-- Begin --
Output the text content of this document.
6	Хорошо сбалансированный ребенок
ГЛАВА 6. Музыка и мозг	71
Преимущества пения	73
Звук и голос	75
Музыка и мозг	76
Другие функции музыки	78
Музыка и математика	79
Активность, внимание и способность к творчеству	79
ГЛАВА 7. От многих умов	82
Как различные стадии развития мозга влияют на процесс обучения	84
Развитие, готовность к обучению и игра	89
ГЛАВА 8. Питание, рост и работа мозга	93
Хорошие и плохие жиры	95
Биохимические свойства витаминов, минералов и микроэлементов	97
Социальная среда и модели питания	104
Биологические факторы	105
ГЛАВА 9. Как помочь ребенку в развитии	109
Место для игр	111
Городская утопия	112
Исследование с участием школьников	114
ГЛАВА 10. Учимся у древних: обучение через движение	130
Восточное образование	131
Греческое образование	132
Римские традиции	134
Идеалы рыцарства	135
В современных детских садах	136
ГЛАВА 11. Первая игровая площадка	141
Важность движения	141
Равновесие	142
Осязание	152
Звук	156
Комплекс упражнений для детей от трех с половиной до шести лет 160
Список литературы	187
-- End --
_Stated problem_
From the listing above, reproduce all the lines exactly.

_Solved problem_
Output the text content of this document.
6	Хорошо сбалансированный ребенок
ГЛАВА 6. Музыка и мозг	71
Преимущества пения	73
Звук и голос	75
Музыка и мозг	76
Другие функции музыки	78
Музыка и математика	79
Активность, внимание и способность к творчеству	79
ГЛАВА 7. От многих умов	82
Как различные стадии развития мозга влияют на процесс обучения	84
Развитие, готовность к обучению и игра	89
ГЛАВА 8. Питание, рост и работа мозга	93
Хорошие и плохие жиры	95
Биохимические свойства витаминов, минералов и микроэлементов	97
Социальная среда и модели питания	104
Биологические факторы	105
ГЛАВА 9. Как помочь ребенку в развитии	109
Место для игр	111
Городская утопия	112
Исследование с участием школьников	114
ГЛАВА 10. Учимся у древних: обучение через движение	130
Восточное образование	131
Греческое образование	132
Римские традиции	134
Идеалы рыцарства	135
В современных детских садах	136
ГЛАВА 11. Первая игровая площадка	141
Важность движения	141
Равновесие	142
Осязание	152
Звук	156
Комплекс упражнений для детей от трех с половиной до шести лет 160
Список литературы	187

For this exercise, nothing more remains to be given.